----- Supplied information
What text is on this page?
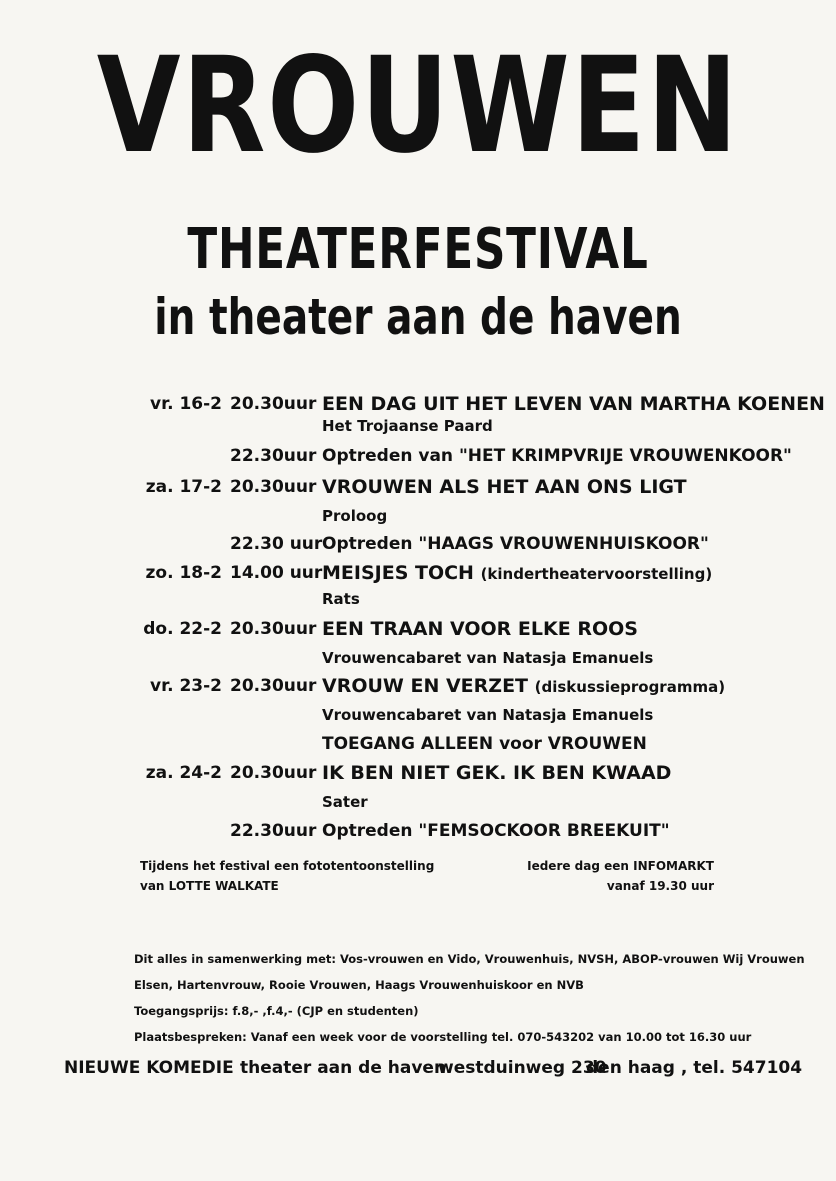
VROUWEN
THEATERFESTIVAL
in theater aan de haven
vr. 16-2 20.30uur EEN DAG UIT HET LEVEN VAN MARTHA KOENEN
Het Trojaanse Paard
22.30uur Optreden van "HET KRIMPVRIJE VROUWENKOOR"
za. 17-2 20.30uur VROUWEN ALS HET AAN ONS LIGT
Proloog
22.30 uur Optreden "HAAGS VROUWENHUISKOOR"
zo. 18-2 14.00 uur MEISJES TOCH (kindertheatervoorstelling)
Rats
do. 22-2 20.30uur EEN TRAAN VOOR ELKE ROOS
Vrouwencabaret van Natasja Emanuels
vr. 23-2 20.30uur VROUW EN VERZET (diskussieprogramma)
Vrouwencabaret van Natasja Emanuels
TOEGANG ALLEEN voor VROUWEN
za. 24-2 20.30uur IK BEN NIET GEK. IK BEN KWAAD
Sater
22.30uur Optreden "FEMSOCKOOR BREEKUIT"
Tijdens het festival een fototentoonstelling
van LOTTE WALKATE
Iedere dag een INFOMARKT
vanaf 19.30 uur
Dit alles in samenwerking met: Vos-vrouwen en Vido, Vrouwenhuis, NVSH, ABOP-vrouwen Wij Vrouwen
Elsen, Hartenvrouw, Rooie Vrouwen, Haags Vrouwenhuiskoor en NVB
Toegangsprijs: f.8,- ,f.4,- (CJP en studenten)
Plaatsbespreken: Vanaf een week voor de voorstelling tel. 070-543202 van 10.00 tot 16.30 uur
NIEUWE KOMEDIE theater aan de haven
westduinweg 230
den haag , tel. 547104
----------
----- Supplied information
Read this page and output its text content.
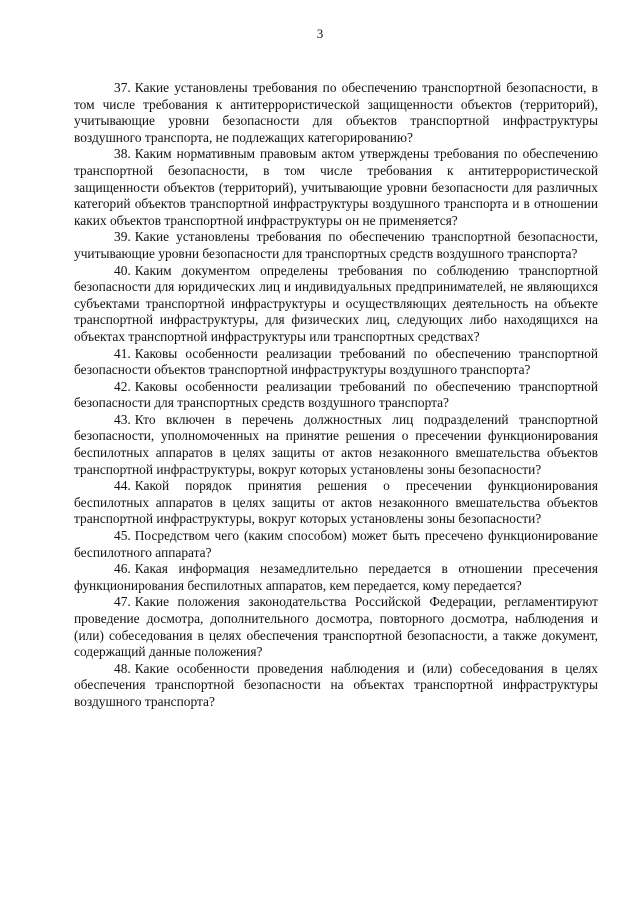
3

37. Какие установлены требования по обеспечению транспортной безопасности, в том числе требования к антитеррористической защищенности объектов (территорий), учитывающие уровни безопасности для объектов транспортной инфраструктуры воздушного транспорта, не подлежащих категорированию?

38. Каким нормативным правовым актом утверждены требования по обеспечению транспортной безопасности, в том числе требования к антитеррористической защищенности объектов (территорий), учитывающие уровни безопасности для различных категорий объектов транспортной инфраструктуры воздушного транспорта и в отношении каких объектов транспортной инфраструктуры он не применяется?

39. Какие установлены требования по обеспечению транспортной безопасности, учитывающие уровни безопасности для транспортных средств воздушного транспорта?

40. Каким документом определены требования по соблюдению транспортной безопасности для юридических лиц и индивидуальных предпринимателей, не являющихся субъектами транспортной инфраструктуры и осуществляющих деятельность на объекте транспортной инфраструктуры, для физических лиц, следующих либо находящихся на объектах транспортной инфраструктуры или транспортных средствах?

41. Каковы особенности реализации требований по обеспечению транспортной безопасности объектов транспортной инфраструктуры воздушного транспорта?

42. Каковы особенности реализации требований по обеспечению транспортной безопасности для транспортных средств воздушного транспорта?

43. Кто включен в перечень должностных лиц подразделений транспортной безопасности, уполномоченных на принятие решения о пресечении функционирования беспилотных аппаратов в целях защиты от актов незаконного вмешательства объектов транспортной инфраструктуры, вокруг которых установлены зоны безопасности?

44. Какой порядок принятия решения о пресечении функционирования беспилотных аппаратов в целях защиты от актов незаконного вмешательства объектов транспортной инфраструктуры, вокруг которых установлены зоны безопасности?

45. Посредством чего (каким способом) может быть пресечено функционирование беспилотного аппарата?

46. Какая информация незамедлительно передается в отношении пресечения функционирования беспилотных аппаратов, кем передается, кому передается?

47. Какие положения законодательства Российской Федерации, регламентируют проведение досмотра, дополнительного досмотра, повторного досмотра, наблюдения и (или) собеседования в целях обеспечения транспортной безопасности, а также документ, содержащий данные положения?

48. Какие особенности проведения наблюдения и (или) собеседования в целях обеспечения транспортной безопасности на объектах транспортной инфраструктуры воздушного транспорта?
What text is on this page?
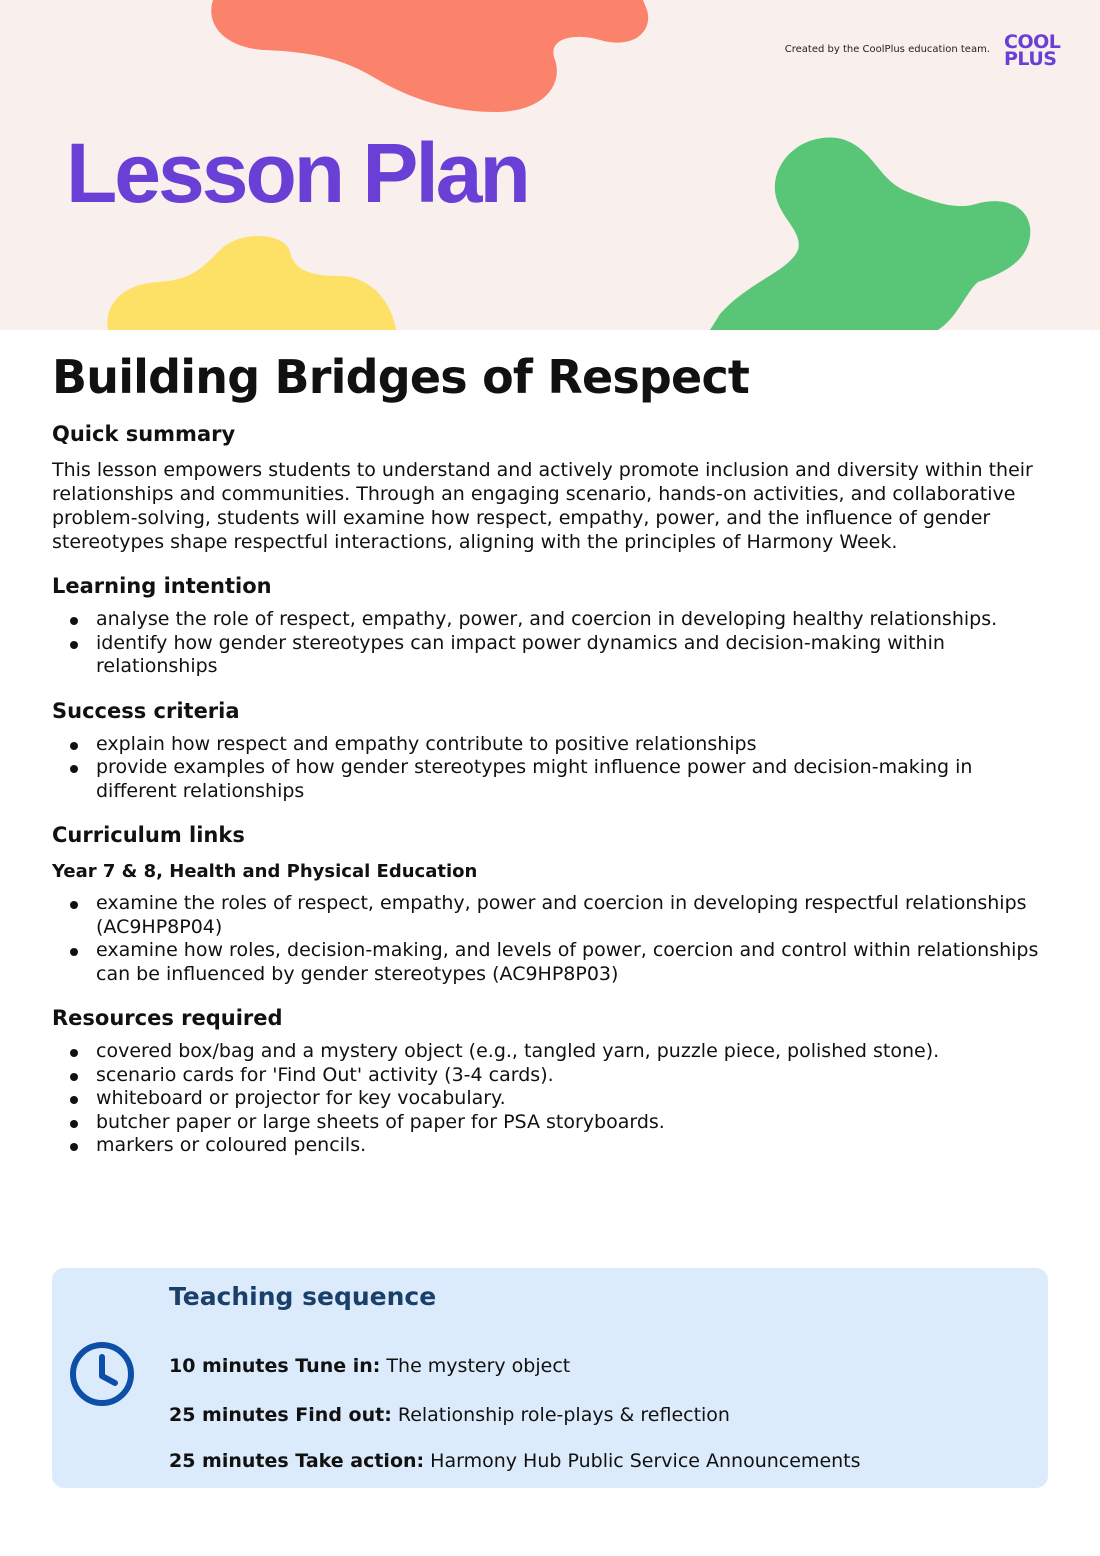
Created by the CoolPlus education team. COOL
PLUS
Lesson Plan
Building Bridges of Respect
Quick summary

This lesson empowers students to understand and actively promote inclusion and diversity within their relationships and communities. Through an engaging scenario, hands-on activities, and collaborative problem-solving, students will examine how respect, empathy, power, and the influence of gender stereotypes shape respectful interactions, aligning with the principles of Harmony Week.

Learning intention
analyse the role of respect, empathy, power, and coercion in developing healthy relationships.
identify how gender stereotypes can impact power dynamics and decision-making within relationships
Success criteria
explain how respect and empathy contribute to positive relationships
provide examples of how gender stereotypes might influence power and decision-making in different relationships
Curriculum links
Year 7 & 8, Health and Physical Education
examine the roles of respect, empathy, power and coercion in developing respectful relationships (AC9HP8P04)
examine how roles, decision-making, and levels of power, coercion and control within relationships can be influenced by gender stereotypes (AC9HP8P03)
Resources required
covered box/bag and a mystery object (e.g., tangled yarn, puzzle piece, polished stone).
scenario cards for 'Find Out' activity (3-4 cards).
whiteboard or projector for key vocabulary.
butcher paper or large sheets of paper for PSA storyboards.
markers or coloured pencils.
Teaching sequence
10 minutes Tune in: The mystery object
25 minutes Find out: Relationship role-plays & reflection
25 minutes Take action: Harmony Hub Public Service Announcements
----------
----- Supplied information
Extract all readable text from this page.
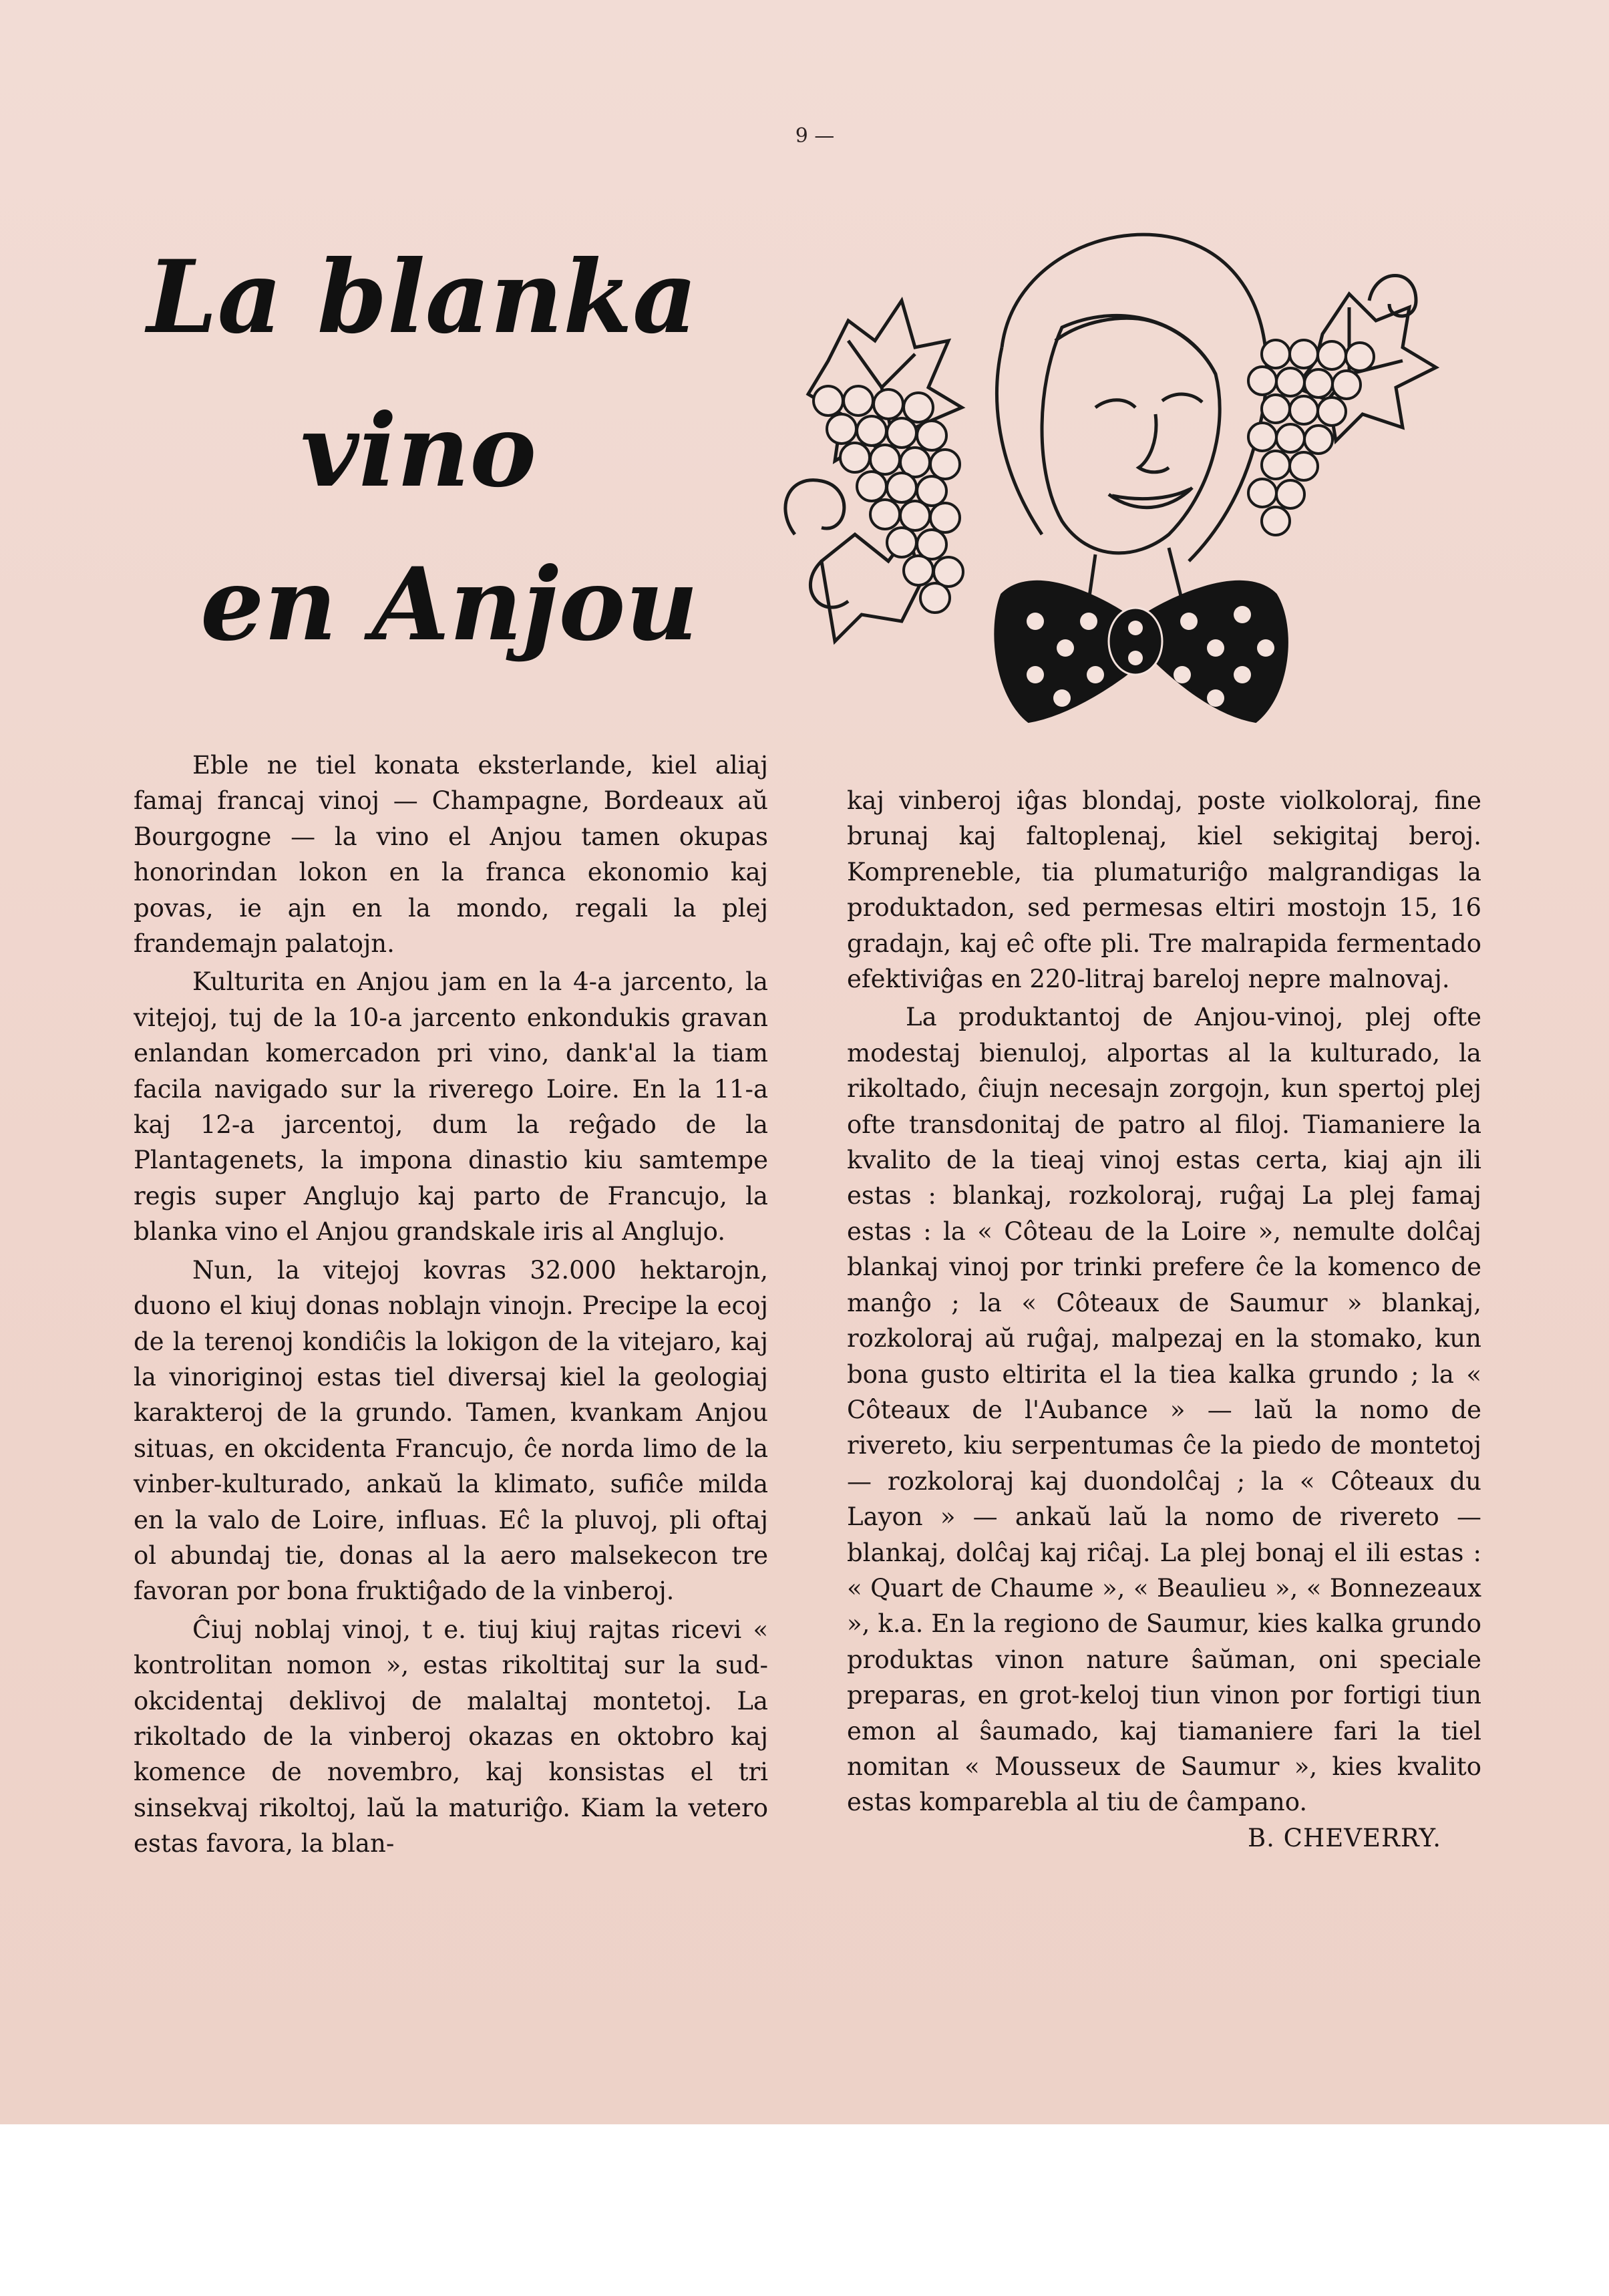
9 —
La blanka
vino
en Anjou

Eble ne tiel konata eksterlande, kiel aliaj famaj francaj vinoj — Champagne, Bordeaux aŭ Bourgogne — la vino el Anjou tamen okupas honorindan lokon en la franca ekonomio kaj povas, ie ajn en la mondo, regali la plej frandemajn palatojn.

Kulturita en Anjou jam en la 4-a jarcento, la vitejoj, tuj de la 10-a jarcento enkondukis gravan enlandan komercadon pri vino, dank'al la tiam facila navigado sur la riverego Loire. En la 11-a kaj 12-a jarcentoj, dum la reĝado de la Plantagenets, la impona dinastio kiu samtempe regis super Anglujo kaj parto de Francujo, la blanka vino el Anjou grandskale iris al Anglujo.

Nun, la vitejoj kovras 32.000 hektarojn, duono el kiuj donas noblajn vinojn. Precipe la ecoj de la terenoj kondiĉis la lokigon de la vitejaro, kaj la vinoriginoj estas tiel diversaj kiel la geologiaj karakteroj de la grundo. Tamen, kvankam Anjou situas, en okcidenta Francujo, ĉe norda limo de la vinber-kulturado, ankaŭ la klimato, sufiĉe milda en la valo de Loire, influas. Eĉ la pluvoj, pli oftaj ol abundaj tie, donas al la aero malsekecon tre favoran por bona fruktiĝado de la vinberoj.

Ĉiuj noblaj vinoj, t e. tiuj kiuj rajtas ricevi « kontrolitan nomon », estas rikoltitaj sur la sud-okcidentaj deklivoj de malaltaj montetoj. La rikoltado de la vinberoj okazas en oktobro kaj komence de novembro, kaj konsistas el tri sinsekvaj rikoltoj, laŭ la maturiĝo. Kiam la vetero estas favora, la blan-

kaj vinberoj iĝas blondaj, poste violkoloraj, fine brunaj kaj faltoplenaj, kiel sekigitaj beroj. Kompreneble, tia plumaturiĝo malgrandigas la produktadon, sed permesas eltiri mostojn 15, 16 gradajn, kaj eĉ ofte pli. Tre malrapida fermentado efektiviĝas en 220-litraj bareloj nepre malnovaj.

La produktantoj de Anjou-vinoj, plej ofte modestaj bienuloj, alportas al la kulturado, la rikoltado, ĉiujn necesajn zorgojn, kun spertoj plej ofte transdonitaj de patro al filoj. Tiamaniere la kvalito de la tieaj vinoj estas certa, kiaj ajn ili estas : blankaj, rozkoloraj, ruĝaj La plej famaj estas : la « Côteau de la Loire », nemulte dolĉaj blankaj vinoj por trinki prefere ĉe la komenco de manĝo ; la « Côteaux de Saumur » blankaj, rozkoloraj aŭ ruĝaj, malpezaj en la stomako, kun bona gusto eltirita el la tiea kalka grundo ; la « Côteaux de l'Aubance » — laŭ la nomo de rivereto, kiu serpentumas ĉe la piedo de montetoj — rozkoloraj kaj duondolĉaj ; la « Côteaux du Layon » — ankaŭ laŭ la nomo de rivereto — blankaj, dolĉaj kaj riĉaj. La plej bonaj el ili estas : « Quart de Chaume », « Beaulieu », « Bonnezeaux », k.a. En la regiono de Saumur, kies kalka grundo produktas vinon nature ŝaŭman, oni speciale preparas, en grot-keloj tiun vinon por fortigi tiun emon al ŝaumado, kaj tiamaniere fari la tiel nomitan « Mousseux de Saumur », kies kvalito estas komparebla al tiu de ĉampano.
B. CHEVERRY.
----------
# [Do this]
Of the lines above, how many hold the string "Optreden"? Answer with only the number.

# [Solved problem]
3